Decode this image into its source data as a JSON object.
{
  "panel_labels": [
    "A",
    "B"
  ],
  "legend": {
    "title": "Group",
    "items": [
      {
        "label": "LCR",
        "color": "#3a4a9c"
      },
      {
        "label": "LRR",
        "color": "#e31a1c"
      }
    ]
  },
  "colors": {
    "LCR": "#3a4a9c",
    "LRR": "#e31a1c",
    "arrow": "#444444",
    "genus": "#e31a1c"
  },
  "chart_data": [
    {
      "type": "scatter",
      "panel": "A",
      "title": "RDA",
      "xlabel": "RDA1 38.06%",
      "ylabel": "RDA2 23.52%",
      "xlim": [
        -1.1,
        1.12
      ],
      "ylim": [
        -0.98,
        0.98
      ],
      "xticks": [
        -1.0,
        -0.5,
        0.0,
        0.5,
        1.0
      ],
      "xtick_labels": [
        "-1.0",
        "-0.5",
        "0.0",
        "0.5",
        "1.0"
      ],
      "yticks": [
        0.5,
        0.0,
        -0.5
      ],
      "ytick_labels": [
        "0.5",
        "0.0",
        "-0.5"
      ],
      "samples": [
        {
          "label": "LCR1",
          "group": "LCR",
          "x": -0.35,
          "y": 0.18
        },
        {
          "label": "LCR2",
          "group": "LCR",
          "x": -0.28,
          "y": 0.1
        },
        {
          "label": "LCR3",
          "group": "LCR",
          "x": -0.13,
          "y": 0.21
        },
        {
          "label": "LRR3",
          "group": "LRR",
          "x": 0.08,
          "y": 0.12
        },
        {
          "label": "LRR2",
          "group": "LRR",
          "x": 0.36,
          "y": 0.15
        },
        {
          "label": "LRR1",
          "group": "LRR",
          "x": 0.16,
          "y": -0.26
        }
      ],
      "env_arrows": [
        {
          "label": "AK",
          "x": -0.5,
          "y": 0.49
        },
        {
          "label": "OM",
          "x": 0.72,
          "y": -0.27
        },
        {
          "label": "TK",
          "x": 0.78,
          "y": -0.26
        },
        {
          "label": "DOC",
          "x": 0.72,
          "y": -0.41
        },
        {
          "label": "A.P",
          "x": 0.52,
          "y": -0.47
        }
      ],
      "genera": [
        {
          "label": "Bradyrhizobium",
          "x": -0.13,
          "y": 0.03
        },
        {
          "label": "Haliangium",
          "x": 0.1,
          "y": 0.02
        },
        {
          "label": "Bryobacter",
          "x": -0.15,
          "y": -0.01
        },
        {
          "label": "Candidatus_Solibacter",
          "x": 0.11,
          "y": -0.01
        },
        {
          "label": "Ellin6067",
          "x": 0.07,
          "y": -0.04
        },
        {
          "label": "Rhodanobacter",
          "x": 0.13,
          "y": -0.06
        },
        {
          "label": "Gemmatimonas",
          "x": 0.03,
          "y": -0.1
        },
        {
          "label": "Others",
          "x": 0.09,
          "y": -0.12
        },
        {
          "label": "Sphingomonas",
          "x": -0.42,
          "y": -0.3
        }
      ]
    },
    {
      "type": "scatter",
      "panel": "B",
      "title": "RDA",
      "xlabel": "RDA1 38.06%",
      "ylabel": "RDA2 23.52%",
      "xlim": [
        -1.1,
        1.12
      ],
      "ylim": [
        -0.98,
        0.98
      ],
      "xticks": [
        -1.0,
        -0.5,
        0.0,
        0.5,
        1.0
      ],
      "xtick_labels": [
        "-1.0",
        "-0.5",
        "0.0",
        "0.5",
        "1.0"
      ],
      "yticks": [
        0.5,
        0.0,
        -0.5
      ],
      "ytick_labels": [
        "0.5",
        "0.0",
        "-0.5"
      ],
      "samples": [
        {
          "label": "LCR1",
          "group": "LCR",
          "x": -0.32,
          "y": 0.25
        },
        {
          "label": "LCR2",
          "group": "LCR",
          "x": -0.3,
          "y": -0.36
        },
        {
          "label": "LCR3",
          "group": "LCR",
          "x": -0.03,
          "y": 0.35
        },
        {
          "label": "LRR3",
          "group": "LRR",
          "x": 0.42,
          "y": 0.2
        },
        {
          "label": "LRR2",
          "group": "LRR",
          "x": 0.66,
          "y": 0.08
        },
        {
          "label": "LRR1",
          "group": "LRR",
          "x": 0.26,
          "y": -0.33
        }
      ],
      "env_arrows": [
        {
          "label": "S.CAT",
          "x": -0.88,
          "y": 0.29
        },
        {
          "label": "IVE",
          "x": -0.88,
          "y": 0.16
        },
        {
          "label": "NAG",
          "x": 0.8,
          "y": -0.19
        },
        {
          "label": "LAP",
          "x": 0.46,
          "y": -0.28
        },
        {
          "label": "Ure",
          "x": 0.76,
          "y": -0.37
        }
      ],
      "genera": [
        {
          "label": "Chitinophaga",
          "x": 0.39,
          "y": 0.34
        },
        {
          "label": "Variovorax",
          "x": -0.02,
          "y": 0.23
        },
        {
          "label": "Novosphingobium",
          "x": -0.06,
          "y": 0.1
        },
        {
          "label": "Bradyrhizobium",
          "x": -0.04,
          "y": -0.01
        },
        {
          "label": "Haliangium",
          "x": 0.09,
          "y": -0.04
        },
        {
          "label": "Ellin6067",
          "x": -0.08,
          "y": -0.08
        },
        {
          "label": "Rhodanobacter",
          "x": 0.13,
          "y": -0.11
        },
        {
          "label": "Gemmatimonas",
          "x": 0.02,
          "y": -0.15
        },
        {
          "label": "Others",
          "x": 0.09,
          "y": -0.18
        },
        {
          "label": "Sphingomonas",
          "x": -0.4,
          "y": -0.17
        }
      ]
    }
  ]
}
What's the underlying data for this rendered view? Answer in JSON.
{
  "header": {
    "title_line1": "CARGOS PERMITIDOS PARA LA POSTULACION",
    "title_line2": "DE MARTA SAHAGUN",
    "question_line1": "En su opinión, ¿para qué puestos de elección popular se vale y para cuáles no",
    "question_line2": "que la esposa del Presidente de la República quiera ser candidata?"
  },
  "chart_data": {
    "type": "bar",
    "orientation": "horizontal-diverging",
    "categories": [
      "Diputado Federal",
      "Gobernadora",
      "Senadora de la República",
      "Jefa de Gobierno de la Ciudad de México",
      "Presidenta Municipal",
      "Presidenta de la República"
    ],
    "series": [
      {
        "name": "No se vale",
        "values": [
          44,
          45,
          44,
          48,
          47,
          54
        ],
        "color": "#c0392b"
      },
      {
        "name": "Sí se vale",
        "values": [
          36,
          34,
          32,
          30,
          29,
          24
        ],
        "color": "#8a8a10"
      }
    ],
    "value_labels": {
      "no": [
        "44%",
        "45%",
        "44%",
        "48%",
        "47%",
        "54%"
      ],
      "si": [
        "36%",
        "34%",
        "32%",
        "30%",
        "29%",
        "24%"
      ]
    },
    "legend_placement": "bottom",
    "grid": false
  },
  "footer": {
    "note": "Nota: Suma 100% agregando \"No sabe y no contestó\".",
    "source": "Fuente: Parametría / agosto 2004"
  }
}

● Problem details:
Search the records for the word "vale". Copy every line that has it.

● Result:
    "question_line1": "En su opinión, ¿para qué puestos de elección popular se vale y para cuáles no",
        "name": "No se vale",
        "name": "Sí se vale",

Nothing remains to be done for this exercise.